** START OF Task inputs **
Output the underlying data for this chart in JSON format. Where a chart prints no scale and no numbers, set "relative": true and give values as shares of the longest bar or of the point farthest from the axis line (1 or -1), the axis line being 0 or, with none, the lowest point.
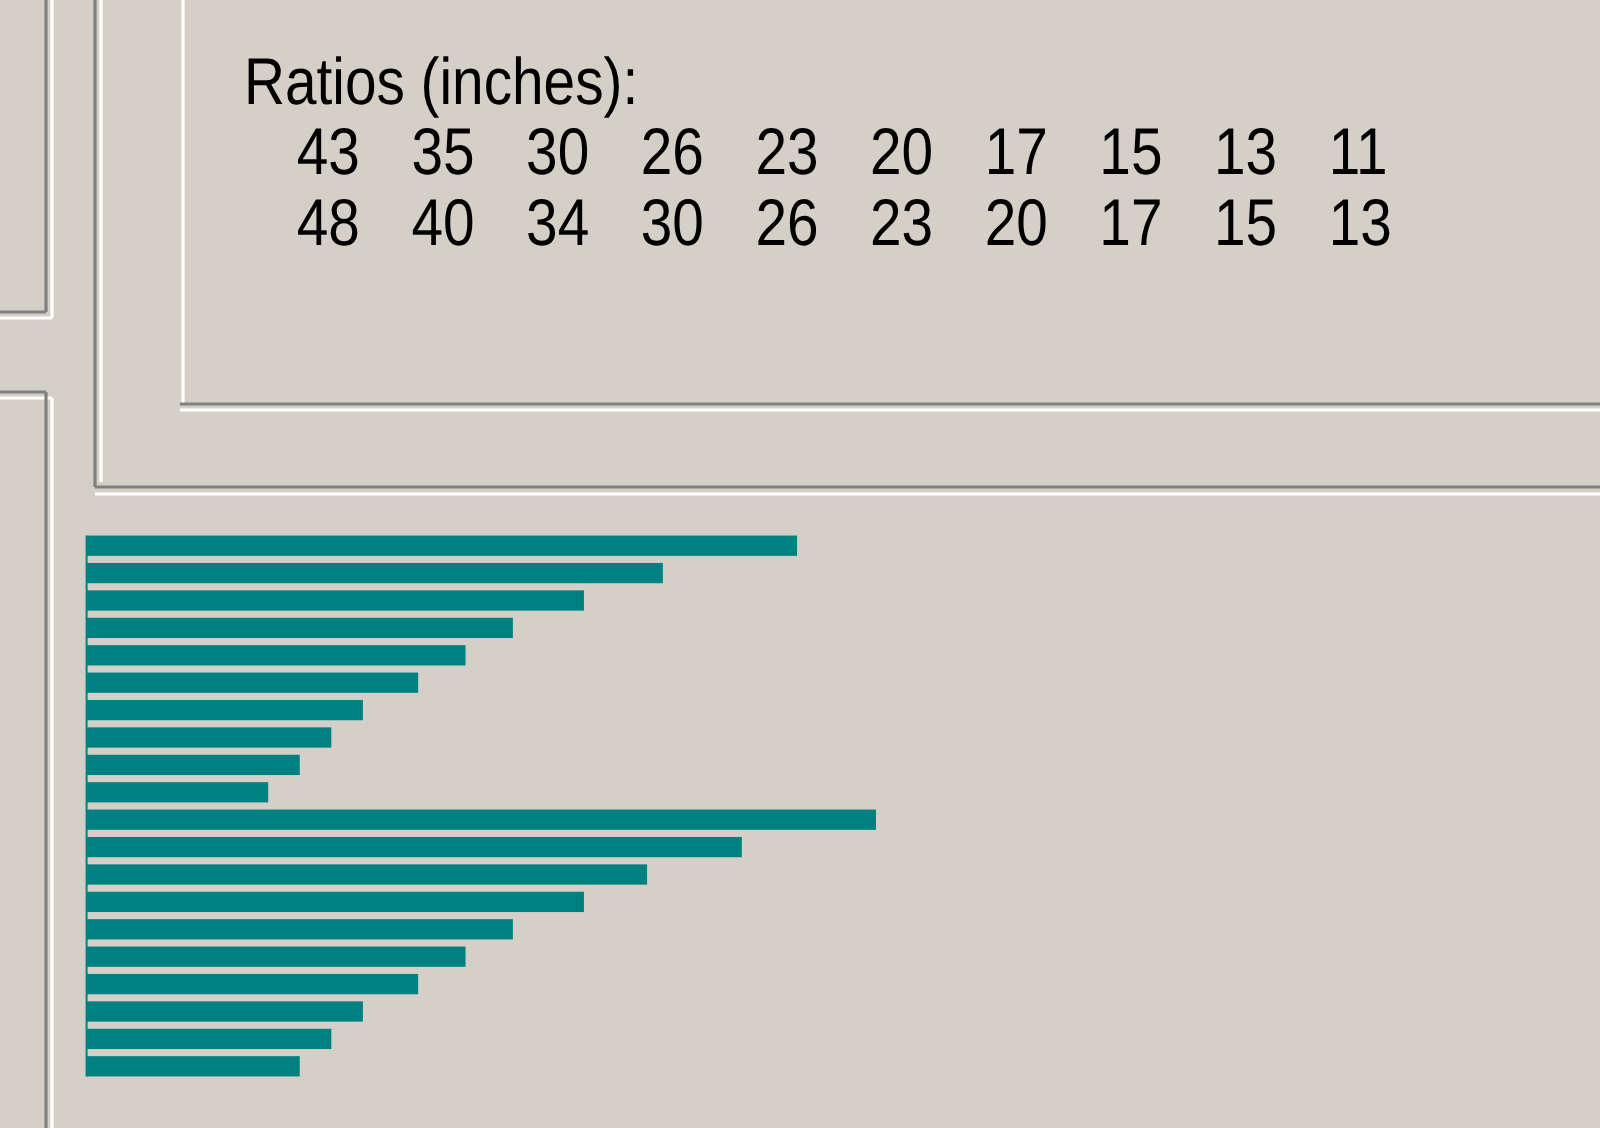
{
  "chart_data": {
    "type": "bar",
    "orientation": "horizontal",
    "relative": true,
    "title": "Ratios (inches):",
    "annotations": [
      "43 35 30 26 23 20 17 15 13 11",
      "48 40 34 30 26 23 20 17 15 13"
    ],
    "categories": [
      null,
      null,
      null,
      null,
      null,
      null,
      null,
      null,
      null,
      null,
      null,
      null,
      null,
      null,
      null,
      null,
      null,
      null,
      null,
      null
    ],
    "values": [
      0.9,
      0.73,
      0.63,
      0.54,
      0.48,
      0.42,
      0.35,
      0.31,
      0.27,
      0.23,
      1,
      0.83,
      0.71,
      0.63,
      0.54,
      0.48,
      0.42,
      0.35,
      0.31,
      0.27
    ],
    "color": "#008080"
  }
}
** END OF Task inputs **
**Task objective**
Set down every record once more, word for word, without pictures.

**Written response**
Output the underlying data for this chart in JSON format. Where a chart prints no scale and no numbers, set "relative": true and give values as shares of the longest bar or of the point farthest from the axis line (1 or -1), the axis line being 0 or, with none, the lowest point.
{
  "chart_data": {
    "type": "bar",
    "orientation": "horizontal",
    "relative": true,
    "title": "Ratios (inches):",
    "annotations": [
      "43 35 30 26 23 20 17 15 13 11",
      "48 40 34 30 26 23 20 17 15 13"
    ],
    "categories": [
      null,
      null,
      null,
      null,
      null,
      null,
      null,
      null,
      null,
      null,
      null,
      null,
      null,
      null,
      null,
      null,
      null,
      null,
      null,
      null
    ],
    "values": [
      0.9,
      0.73,
      0.63,
      0.54,
      0.48,
      0.42,
      0.35,
      0.31,
      0.27,
      0.23,
      1,
      0.83,
      0.71,
      0.63,
      0.54,
      0.48,
      0.42,
      0.35,
      0.31,
      0.27
    ],
    "color": "#008080"
  }
}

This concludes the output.